>> Start

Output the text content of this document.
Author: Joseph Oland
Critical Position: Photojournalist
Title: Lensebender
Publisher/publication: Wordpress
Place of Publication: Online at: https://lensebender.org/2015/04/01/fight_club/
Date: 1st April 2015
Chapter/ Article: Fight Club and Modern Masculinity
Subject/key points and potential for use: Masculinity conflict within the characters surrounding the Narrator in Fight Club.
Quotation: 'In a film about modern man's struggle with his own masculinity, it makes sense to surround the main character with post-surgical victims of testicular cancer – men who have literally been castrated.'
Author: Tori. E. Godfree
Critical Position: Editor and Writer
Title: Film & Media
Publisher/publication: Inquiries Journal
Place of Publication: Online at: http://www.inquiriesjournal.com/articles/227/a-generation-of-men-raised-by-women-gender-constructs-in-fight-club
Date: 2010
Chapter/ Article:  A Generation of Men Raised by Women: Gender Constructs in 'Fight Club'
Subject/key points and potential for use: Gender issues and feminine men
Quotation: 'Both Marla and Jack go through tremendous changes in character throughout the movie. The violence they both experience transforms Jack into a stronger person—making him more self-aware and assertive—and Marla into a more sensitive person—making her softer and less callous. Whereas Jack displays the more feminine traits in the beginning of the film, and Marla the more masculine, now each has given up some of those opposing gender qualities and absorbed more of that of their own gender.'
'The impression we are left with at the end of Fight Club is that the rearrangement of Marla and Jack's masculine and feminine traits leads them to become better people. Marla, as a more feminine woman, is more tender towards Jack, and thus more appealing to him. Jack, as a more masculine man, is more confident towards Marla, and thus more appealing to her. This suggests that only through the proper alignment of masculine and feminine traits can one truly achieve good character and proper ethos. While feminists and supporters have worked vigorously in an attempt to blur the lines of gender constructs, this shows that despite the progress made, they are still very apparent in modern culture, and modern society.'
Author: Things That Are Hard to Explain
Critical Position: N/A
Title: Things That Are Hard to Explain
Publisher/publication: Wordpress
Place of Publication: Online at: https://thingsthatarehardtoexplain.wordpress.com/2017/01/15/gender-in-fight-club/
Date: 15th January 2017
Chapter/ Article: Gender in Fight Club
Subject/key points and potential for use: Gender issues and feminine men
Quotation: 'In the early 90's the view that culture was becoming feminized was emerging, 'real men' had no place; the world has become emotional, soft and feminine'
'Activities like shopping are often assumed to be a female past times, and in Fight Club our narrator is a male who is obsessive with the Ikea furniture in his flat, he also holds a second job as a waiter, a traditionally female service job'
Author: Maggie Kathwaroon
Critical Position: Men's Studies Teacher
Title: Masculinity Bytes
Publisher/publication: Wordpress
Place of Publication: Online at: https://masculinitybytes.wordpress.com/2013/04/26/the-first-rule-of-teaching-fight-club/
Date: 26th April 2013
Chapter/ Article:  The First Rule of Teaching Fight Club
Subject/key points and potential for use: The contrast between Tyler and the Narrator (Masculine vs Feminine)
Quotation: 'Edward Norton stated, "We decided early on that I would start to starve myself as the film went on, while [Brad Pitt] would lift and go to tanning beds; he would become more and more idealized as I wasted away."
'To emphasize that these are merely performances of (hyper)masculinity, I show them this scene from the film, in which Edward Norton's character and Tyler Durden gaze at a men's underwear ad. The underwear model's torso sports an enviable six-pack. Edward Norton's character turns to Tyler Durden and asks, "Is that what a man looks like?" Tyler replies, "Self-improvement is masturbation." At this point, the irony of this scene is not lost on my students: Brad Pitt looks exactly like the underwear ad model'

>> End

EXERCISE
Give the material above again, word for word.

TASK RESPONSE
Output the text content of this document.
Author: Joseph Oland
Critical Position: Photojournalist
Title: Lensebender
Publisher/publication: Wordpress
Place of Publication: Online at: https://lensebender.org/2015/04/01/fight_club/
Date: 1st April 2015
Chapter/ Article: Fight Club and Modern Masculinity
Subject/key points and potential for use: Masculinity conflict within the characters surrounding the Narrator in Fight Club.
Quotation: 'In a film about modern man's struggle with his own masculinity, it makes sense to surround the main character with post-surgical victims of testicular cancer – men who have literally been castrated.'
Author: Tori. E. Godfree
Critical Position: Editor and Writer
Title: Film & Media
Publisher/publication: Inquiries Journal
Place of Publication: Online at: http://www.inquiriesjournal.com/articles/227/a-generation-of-men-raised-by-women-gender-constructs-in-fight-club
Date: 2010
Chapter/ Article:  A Generation of Men Raised by Women: Gender Constructs in 'Fight Club'
Subject/key points and potential for use: Gender issues and feminine men
Quotation: 'Both Marla and Jack go through tremendous changes in character throughout the movie. The violence they both experience transforms Jack into a stronger person—making him more self-aware and assertive—and Marla into a more sensitive person—making her softer and less callous. Whereas Jack displays the more feminine traits in the beginning of the film, and Marla the more masculine, now each has given up some of those opposing gender qualities and absorbed more of that of their own gender.'
'The impression we are left with at the end of Fight Club is that the rearrangement of Marla and Jack's masculine and feminine traits leads them to become better people. Marla, as a more feminine woman, is more tender towards Jack, and thus more appealing to him. Jack, as a more masculine man, is more confident towards Marla, and thus more appealing to her. This suggests that only through the proper alignment of masculine and feminine traits can one truly achieve good character and proper ethos. While feminists and supporters have worked vigorously in an attempt to blur the lines of gender constructs, this shows that despite the progress made, they are still very apparent in modern culture, and modern society.'
Author: Things That Are Hard to Explain
Critical Position: N/A
Title: Things That Are Hard to Explain
Publisher/publication: Wordpress
Place of Publication: Online at: https://thingsthatarehardtoexplain.wordpress.com/2017/01/15/gender-in-fight-club/
Date: 15th January 2017
Chapter/ Article: Gender in Fight Club
Subject/key points and potential for use: Gender issues and feminine men
Quotation: 'In the early 90's the view that culture was becoming feminized was emerging, 'real men' had no place; the world has become emotional, soft and feminine'
'Activities like shopping are often assumed to be a female past times, and in Fight Club our narrator is a male who is obsessive with the Ikea furniture in his flat, he also holds a second job as a waiter, a traditionally female service job'
Author: Maggie Kathwaroon
Critical Position: Men's Studies Teacher
Title: Masculinity Bytes
Publisher/publication: Wordpress
Place of Publication: Online at: https://masculinitybytes.wordpress.com/2013/04/26/the-first-rule-of-teaching-fight-club/
Date: 26th April 2013
Chapter/ Article:  The First Rule of Teaching Fight Club
Subject/key points and potential for use: The contrast between Tyler and the Narrator (Masculine vs Feminine)
Quotation: 'Edward Norton stated, "We decided early on that I would start to starve myself as the film went on, while [Brad Pitt] would lift and go to tanning beds; he would become more and more idealized as I wasted away."
'To emphasize that these are merely performances of (hyper)masculinity, I show them this scene from the film, in which Edward Norton's character and Tyler Durden gaze at a men's underwear ad. The underwear model's torso sports an enviable six-pack. Edward Norton's character turns to Tyler Durden and asks, "Is that what a man looks like?" Tyler replies, "Self-improvement is masturbation." At this point, the irony of this scene is not lost on my students: Brad Pitt looks exactly like the underwear ad model'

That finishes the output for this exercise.